-- start --
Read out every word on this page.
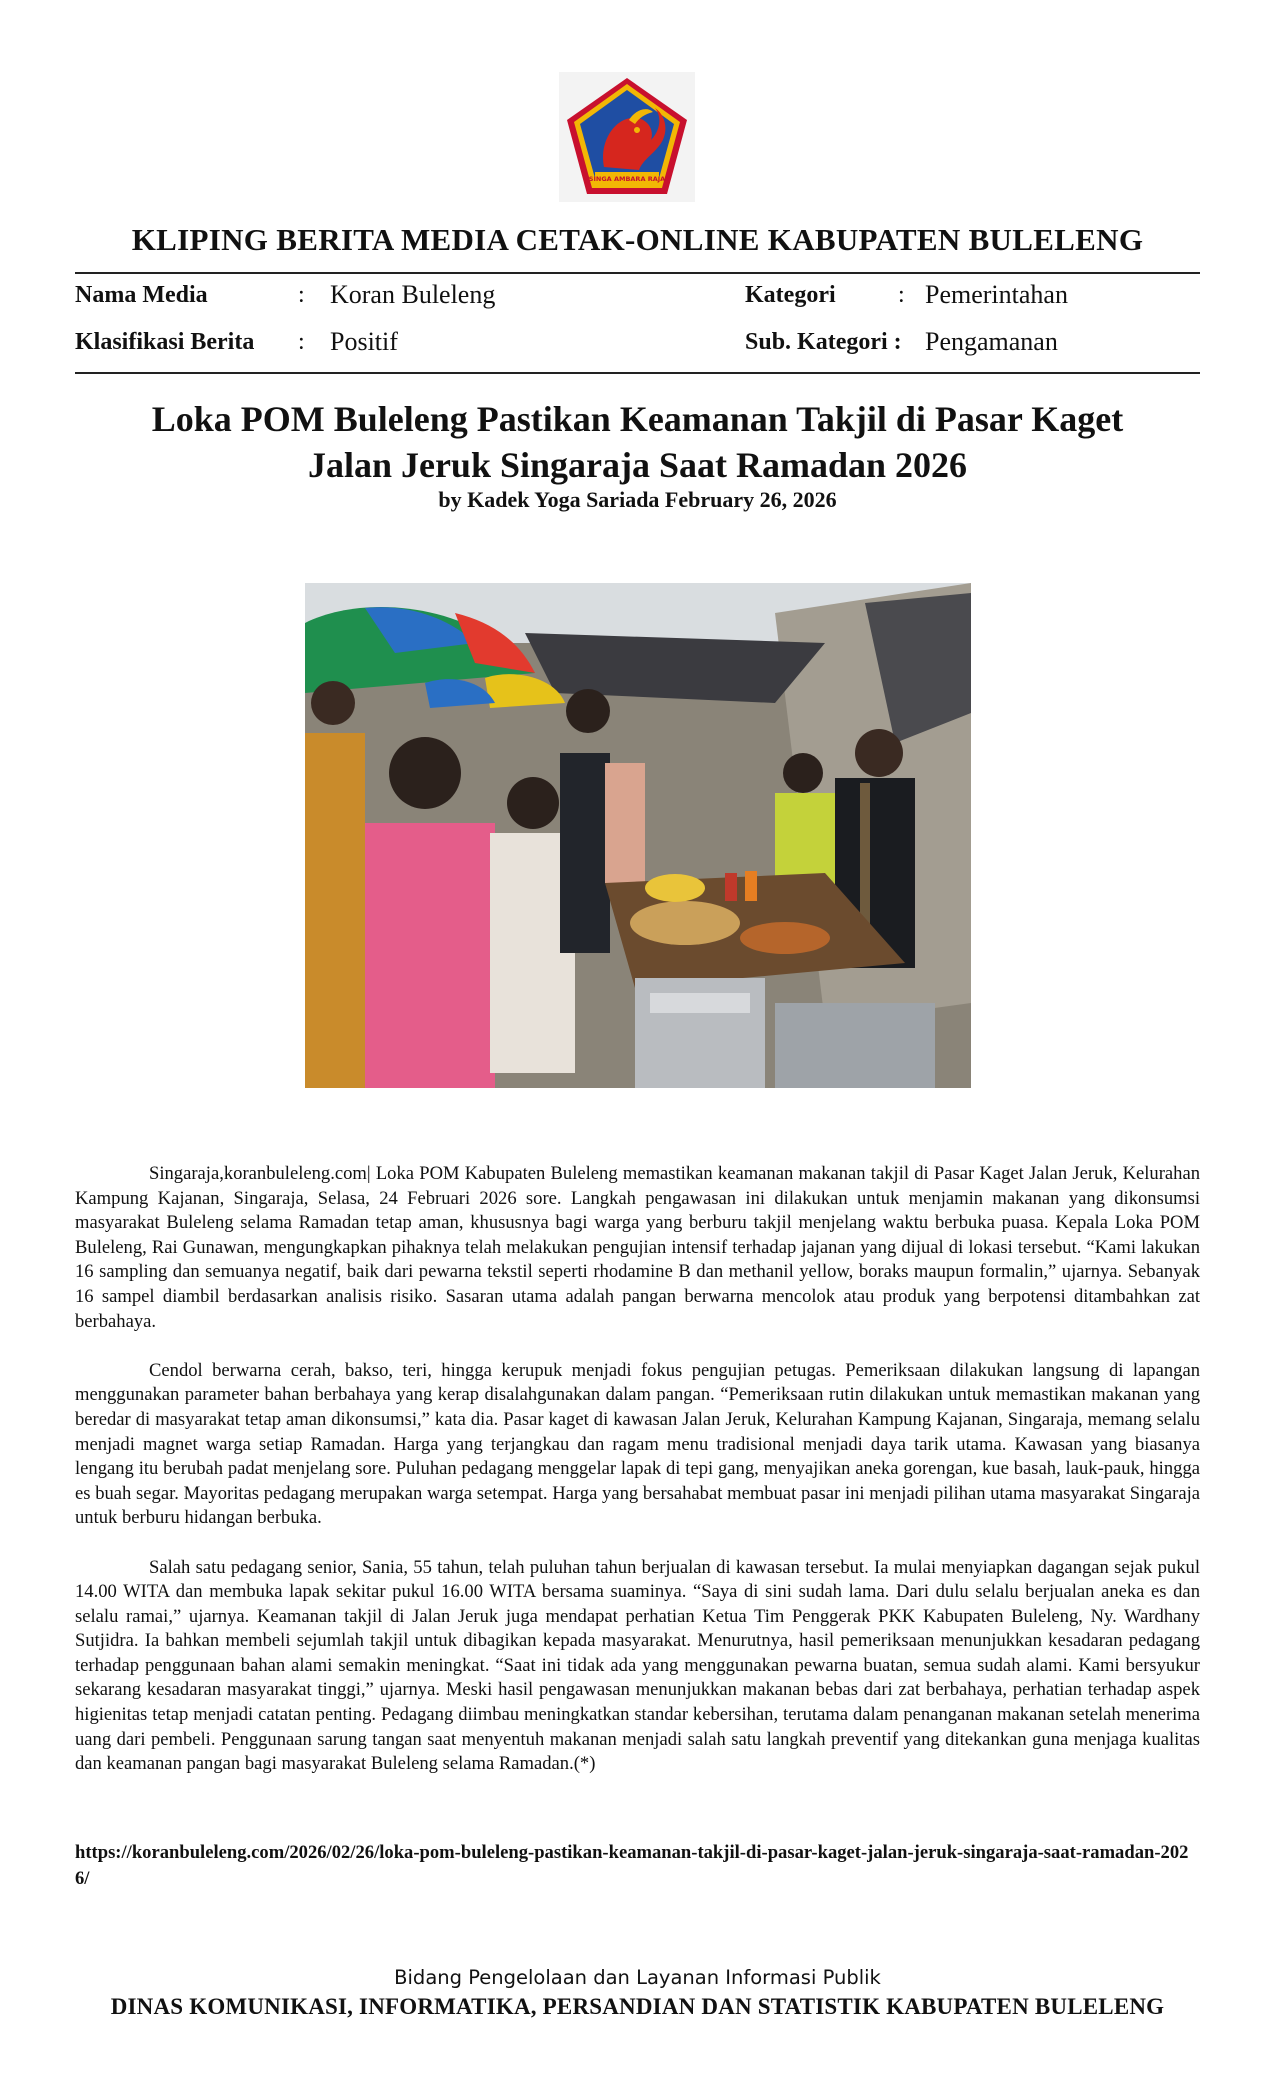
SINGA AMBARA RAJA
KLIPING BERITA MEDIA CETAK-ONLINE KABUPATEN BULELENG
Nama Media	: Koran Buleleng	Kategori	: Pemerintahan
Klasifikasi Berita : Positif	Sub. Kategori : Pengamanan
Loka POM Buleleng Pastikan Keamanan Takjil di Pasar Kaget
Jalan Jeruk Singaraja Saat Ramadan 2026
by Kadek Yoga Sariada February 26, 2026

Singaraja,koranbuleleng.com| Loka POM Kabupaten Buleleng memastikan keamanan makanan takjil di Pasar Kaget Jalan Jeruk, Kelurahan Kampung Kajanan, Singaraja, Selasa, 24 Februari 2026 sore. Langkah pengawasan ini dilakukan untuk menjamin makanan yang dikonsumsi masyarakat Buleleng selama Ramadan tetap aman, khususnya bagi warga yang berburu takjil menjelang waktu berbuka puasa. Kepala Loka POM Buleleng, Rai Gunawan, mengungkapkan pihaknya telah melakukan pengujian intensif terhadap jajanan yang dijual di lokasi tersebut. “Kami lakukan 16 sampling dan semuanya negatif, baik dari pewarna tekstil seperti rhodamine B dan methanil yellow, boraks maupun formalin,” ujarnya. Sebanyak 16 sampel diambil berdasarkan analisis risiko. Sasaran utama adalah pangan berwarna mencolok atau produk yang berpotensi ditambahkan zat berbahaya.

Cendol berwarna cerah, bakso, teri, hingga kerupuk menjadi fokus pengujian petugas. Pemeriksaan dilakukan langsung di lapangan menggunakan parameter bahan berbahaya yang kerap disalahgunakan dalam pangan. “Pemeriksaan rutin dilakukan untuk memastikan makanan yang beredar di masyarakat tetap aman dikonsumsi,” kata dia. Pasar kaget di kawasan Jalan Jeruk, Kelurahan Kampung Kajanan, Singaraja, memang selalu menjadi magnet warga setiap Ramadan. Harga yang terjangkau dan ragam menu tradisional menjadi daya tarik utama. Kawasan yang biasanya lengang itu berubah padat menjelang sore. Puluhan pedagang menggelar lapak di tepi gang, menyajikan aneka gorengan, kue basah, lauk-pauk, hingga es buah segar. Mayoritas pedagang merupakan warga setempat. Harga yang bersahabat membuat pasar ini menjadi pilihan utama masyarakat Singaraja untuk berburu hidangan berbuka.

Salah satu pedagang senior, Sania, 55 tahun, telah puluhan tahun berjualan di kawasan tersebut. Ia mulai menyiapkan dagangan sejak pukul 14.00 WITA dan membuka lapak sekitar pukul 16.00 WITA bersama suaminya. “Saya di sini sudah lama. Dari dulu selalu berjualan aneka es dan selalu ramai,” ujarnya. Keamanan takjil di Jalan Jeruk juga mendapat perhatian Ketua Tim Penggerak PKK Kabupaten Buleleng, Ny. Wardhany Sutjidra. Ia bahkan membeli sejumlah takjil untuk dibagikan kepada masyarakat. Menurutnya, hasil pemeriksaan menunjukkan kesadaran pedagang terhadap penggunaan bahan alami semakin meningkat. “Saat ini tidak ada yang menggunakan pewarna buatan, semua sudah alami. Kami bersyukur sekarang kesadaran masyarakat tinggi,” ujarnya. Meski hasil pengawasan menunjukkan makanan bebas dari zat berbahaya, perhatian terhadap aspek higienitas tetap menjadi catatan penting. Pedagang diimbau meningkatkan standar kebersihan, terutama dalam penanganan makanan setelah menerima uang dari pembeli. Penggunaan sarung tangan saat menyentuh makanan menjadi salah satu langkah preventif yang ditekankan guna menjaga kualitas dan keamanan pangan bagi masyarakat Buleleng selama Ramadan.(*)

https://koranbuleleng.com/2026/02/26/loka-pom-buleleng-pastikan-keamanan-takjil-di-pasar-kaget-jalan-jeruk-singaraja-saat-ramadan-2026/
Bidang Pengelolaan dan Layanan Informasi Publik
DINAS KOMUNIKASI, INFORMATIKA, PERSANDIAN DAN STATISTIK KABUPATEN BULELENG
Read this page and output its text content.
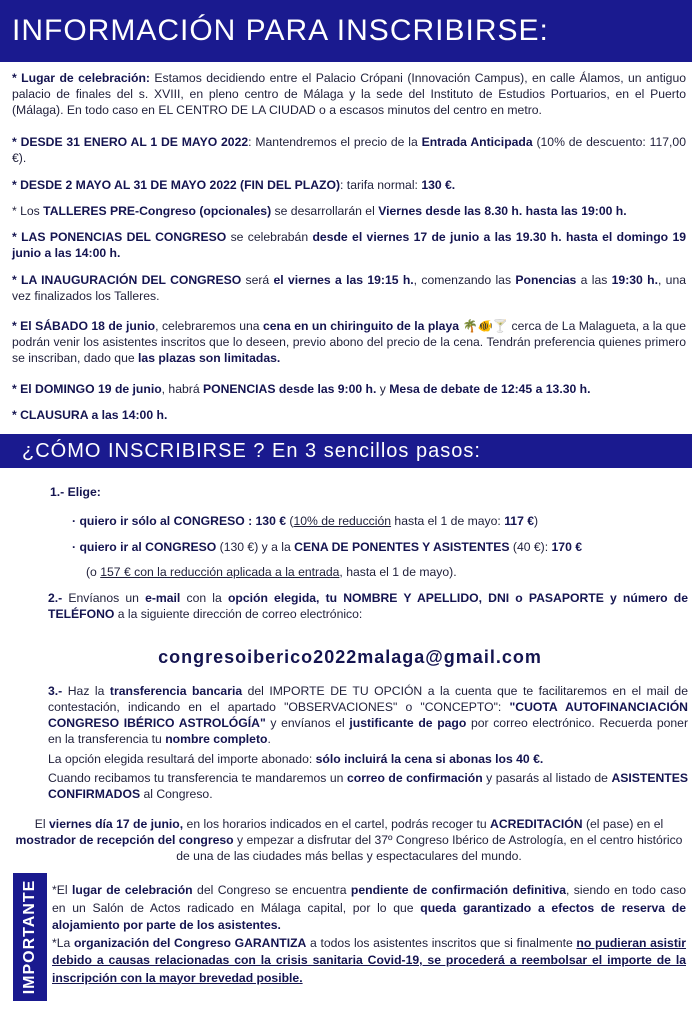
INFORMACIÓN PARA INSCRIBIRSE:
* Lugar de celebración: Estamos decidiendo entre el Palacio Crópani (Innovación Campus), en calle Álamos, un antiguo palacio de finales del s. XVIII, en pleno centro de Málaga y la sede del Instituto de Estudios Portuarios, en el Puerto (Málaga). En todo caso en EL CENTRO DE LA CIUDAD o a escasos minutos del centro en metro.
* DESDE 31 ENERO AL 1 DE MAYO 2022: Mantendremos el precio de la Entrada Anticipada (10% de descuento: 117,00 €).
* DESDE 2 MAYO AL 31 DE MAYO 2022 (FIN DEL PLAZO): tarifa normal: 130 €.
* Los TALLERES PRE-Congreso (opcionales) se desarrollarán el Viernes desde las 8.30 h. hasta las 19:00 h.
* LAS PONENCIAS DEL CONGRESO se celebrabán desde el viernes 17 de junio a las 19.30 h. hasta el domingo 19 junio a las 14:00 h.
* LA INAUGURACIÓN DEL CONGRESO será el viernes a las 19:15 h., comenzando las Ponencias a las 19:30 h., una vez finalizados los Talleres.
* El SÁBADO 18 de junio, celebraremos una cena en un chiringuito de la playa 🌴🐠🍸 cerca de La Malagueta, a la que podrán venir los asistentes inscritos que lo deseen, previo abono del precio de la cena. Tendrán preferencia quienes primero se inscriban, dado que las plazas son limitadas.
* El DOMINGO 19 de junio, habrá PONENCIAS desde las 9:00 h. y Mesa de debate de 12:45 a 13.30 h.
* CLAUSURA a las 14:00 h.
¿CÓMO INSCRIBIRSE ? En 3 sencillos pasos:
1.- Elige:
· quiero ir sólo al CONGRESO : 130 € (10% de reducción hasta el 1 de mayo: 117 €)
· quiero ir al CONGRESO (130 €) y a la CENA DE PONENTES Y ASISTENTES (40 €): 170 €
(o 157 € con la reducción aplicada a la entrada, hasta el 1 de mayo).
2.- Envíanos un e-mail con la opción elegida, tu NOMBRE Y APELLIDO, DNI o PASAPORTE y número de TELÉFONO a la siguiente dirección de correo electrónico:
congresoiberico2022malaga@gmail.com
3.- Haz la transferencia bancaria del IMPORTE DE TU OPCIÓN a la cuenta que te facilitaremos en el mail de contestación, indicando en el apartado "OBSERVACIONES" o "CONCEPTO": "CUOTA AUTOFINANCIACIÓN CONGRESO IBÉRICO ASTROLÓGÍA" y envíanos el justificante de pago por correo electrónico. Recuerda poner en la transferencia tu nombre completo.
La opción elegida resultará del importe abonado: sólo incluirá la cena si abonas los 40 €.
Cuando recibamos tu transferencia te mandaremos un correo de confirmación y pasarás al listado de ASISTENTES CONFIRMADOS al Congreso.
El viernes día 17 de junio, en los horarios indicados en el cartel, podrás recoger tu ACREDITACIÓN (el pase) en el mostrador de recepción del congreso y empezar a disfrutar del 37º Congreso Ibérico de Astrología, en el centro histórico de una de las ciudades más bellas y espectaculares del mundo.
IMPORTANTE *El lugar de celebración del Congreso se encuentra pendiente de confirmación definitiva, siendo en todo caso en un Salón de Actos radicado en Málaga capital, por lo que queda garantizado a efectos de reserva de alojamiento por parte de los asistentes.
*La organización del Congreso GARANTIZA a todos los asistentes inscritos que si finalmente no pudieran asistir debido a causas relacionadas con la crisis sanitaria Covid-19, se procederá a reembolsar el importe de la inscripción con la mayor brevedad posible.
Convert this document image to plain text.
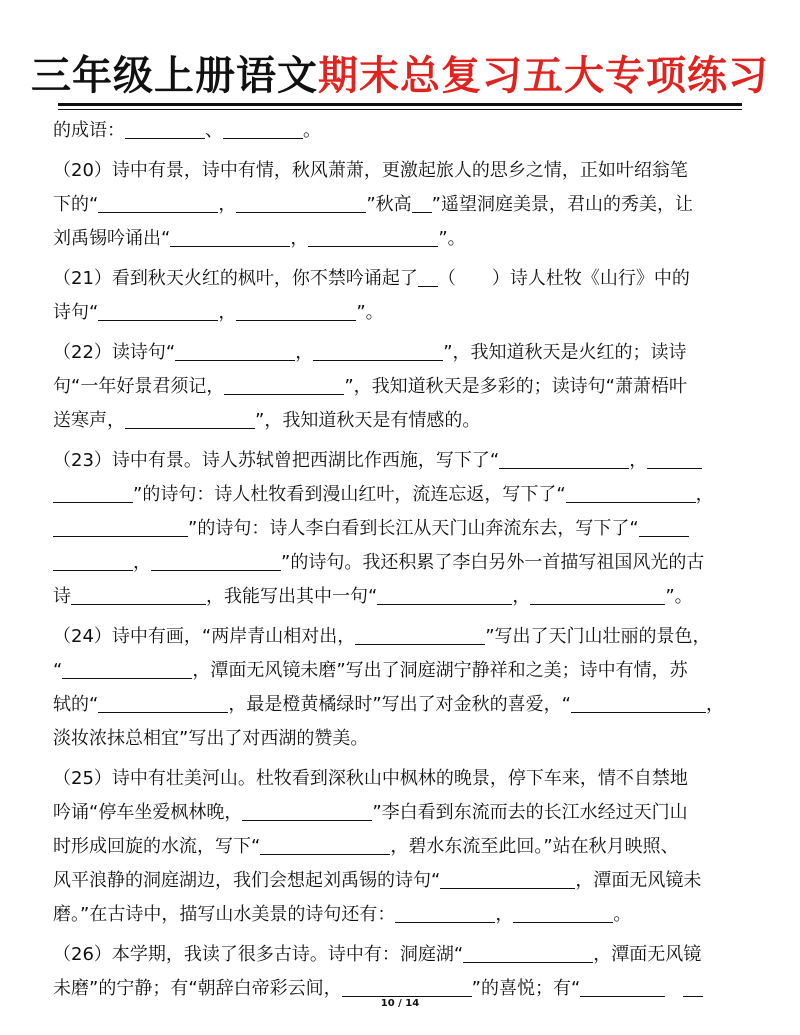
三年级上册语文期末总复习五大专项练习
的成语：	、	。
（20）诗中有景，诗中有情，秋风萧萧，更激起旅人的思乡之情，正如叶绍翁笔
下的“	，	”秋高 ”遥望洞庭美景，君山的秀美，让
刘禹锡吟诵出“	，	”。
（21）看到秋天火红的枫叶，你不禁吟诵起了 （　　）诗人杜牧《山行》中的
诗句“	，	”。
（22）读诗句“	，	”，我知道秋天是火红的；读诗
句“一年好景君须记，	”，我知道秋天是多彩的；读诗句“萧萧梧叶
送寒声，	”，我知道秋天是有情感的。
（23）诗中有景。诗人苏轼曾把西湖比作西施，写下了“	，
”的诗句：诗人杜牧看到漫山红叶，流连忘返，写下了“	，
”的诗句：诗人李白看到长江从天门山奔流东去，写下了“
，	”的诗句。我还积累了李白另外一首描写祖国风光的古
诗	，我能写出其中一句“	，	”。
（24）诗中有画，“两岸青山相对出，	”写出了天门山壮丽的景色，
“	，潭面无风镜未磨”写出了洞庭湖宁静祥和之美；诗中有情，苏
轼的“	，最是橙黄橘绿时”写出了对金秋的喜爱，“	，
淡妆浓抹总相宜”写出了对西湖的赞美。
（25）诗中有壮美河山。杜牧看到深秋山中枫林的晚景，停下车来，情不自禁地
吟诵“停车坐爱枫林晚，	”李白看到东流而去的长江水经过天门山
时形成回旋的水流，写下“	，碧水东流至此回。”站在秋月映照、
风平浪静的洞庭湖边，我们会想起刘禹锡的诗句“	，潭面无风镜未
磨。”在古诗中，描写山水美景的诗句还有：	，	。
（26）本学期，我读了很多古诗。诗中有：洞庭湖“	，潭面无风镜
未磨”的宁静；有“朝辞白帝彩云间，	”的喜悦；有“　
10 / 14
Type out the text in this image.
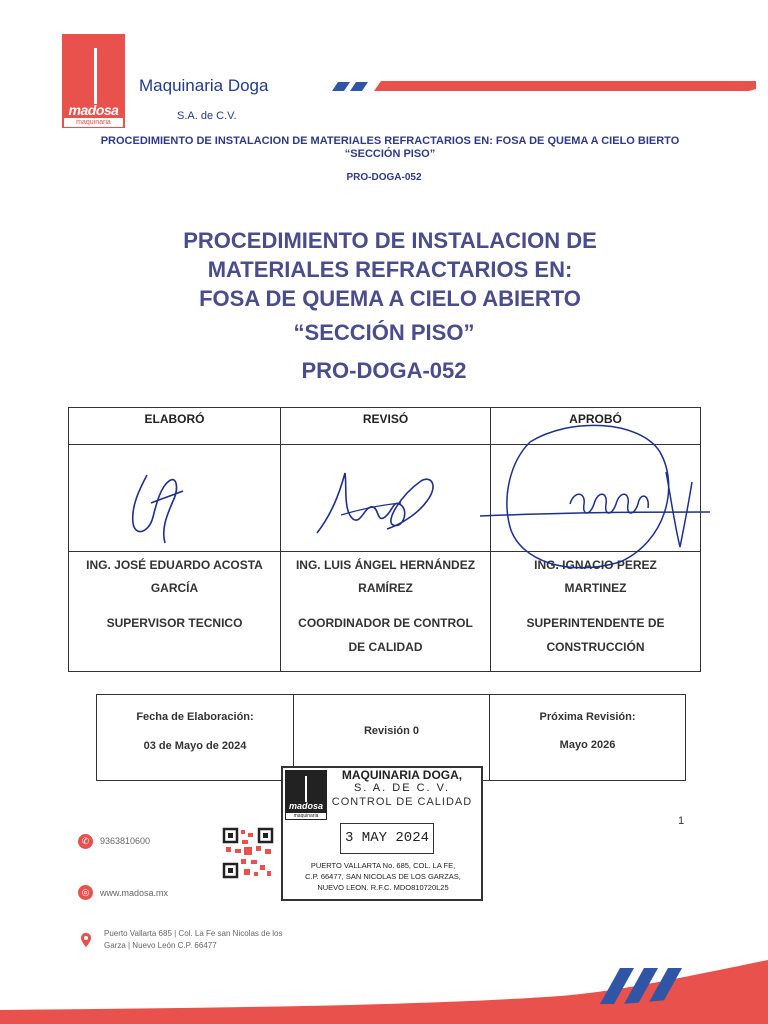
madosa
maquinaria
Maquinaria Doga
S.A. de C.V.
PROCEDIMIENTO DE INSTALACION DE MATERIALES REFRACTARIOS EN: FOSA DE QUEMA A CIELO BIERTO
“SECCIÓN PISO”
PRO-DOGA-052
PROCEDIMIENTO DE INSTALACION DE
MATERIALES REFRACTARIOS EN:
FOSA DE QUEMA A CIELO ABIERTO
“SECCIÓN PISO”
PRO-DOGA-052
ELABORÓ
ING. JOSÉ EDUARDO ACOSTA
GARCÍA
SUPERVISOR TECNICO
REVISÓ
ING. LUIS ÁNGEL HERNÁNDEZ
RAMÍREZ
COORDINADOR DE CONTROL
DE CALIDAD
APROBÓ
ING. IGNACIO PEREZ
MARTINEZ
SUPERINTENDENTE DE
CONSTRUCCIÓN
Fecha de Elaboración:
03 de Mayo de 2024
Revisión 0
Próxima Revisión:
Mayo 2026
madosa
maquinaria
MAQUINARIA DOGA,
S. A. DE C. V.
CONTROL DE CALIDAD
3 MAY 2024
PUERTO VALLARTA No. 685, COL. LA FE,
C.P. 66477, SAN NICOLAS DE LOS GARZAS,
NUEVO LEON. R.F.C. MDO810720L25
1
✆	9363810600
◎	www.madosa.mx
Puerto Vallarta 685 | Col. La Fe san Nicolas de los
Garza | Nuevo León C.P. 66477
-- end --
→ **TASK INSTRUCTIONS**
How many lines of the listing above include the word "this"? State the number and nothing else.

→ **RIGHT ANSWER**
4